* [PROBLEM REQUIREMENTS] List every individual person named in the text below about the Human Rights Documentation Initiative.

**** EXCERPTED TEXT

International Human Rights Day, Our Role (Updated)

It’s International Human Rights Day, and in the spirit of it, the Libraries can share news of its part in the opening of a new resource for the study of human rights.

Thanks in large part to the generous philanthropy of the Bridgeway Foundation in Houston, the Libraries established the Human Rights Documentation Initiative (HRDI) in 2008, its initial charge to preserve digitally the records of human rights abuses in the Rwandan Genocide.

Though HRDI’s mission has expanded in scope since that time – it has since established projects with the Free Burma Rangers and the Texas After Violence Project, and is currently negotiating new plans in Latin America – the project to collect, preserve and make accessible the Rwandan records has continued with itinerant staff constantly moving between Austin and Kigali, the site of the Kigali Memorial Centre where the fragile and sometimes anachronistic materials were being held.

Today, the project reaches a milestone with the inauguration of the Genocide Archive of Rwanda, a new and comprehensive repository for information related to the genocide. The physical archive housed on-site at the at the Kigali Genocide Memorial facility in Kigali will contain the original audiovisual, documentary and photographic materials in a secure, controlled environment. The digital archive will eventually contain copies of all audiovisual recordings and scans of all known documents and photographs will be accessible to researchers through a cross-referenced system that allows key word searches, first on-site and ultimately online. The Kigali Genocide Memorial will maintain network infrastructure, servers, and digitization and storage equipment for the digital archive, and a copy will also reside with the University of Texas Libraries.

Find more information about the project and the Libraries’ participation here.

You can see a featured interview video from the Archive here.

HRDI Archivist T-Kay Sangwand sat down for a reporter from National Public Radio’s Weekend Edition to talk about our role in the project. You can hear the interview and view some images from the Archive here.

HRDI in DC

T-Kay Sangwand is the Archivist for the Human Rights Documentation Initiative.

Since its inception in 2008, the Human Rights Documentation Initiative has garnered attention within the academic, archival, and human rights communities.  At the Society of American Archivists (SAA) Annual Meeting this week in Washington D.C., the HRDI hopes to raise awareness of its preservation partnerships and connect with members of the archival community who are working on similar projects.

At this year’s Annual Meeting, the newly formed Human Rights Archives Roundtable will hold its inaugural meeting.  In 2009, I worked with Valerie Love, Curator for Human Rights and Alternative Press Collections at the University of Connecticut, to establish SAA’s first Human Rights Archives Roundtable.  The Roundtable “aims to create a space for SAA members and other stakeholders (human rights advocates, scholars, government officials, and non-governmental organization workers) to increase dialogue and collaboration on issues related to the collection, preservation, disclosure, legal implications, and ethics of human rights documentation.”  The first half of the Roundtable meeting will be jointly held with the Latin American and Caribbean Cultural Heritage Archives (LACCHA) Roundtable and will feature the panel, “Silence No More! Archives Threatened by Political Instability in Central America.”  The second half of the meeting will feature a presentation on the Center for Research Libraries’ “Human Rights Electronic Evidence Study” preliminary findings by project coordinator, Dr. Sarah Van Deusen Phillips.

SAA’s Oral History Section has invited HRDI Project Manager / Benson Latin American Collection Archivist, Christian Kelleher, to present on the HRDI’s work with the Kigali Genocide Memorial Centre and its collection of Rwanda Genocide survivor testimonies.  The Oral History Section Meeting will feature three other speakers discussing archival projects with human rights and social justice components.

If you’re in the D.C. area this week, please join us!

********
**** PROVIDED RECORDS

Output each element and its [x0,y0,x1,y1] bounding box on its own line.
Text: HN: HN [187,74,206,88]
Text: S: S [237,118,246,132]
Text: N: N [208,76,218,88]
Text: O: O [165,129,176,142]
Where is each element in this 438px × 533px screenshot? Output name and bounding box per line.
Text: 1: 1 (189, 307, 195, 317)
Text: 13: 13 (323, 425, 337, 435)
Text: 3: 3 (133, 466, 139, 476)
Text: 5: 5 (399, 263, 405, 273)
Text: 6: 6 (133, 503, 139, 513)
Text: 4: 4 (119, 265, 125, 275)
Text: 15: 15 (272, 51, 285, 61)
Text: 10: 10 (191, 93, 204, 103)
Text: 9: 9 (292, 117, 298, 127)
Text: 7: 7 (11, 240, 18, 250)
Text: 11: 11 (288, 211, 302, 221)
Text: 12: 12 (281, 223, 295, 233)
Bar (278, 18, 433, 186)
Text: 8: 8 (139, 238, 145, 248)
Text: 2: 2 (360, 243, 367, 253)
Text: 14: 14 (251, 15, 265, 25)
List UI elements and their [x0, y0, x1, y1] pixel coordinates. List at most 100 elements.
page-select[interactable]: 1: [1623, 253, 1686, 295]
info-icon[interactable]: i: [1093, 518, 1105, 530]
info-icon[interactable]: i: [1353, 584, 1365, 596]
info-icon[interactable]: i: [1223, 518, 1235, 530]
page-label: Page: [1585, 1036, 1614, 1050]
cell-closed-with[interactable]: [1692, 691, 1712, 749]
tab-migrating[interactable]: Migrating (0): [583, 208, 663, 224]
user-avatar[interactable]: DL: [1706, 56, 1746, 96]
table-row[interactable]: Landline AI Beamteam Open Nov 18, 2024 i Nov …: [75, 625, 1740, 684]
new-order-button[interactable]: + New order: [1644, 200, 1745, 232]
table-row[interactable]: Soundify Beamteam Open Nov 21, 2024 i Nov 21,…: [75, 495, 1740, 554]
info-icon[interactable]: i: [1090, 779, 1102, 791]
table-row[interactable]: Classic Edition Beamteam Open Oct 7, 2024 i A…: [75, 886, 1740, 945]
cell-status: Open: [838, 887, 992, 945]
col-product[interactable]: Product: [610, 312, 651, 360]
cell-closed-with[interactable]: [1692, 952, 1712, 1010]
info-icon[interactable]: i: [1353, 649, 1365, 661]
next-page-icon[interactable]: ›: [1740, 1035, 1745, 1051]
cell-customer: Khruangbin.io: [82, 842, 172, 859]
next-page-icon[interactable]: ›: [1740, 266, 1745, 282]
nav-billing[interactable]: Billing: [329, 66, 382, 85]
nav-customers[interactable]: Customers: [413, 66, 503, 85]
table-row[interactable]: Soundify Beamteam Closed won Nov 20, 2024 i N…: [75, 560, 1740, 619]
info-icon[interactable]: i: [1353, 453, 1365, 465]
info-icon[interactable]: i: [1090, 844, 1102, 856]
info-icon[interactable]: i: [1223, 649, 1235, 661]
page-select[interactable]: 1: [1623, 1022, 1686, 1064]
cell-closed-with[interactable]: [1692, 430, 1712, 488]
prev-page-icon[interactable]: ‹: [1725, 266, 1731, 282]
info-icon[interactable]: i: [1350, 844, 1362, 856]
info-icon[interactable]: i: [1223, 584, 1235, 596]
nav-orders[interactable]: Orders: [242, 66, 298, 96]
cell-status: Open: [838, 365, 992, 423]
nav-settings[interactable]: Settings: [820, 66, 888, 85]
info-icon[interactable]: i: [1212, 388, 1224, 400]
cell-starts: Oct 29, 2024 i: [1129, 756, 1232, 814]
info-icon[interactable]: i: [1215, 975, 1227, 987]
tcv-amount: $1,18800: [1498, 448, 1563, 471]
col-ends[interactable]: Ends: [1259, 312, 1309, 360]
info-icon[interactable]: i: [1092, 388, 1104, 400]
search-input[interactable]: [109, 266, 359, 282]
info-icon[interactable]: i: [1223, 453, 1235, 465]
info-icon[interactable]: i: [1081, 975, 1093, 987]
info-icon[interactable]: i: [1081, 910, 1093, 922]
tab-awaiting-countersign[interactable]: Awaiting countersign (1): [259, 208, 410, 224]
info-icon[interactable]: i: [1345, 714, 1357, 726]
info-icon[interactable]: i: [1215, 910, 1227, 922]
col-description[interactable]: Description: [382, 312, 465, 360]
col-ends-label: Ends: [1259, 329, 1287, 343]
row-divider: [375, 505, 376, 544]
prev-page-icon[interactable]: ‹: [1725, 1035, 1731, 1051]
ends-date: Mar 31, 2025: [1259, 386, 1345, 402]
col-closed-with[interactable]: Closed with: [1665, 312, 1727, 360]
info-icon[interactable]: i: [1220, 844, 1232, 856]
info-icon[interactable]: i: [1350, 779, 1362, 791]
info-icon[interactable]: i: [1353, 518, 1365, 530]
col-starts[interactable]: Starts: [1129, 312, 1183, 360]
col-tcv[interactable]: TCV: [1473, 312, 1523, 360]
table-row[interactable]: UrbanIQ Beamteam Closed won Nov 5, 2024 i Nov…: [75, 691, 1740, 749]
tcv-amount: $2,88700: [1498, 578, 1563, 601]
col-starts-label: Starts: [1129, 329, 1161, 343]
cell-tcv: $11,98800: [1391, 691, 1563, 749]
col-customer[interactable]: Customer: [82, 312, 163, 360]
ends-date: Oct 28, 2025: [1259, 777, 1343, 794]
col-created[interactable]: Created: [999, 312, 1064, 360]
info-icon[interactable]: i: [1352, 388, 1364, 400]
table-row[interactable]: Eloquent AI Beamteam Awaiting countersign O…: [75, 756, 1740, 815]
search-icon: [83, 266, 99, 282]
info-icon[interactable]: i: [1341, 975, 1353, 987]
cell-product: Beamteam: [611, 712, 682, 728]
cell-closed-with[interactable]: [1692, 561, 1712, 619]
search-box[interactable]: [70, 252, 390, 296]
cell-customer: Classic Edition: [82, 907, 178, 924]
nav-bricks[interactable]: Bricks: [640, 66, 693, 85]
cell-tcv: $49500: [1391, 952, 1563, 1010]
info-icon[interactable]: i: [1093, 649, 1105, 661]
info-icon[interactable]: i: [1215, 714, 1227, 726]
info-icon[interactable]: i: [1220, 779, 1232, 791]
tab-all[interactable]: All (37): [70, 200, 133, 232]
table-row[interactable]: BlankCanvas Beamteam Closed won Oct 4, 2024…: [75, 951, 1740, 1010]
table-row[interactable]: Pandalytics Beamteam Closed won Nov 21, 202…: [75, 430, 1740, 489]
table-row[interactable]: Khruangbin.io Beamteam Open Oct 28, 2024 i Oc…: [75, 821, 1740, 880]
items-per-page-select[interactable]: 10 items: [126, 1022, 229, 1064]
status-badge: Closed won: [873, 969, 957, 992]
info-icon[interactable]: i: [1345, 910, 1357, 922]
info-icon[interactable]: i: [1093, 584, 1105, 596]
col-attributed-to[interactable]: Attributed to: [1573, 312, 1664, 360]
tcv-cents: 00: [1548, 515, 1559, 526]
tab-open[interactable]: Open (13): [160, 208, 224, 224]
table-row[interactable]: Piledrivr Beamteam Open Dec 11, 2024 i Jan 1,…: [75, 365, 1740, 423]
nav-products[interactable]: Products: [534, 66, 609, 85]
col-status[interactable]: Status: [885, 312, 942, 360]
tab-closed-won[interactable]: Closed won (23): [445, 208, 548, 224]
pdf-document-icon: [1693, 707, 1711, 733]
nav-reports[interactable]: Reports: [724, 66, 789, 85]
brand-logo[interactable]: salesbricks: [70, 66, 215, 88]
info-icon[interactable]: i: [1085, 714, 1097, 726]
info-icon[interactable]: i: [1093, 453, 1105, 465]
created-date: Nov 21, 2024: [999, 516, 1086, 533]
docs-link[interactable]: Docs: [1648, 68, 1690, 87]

********

* [PROBLEM SOLUTION]
- T-Kay Sangwand
- Valerie Love
- Dr. Sarah Van Deusen Phillips
- Christian Kelleher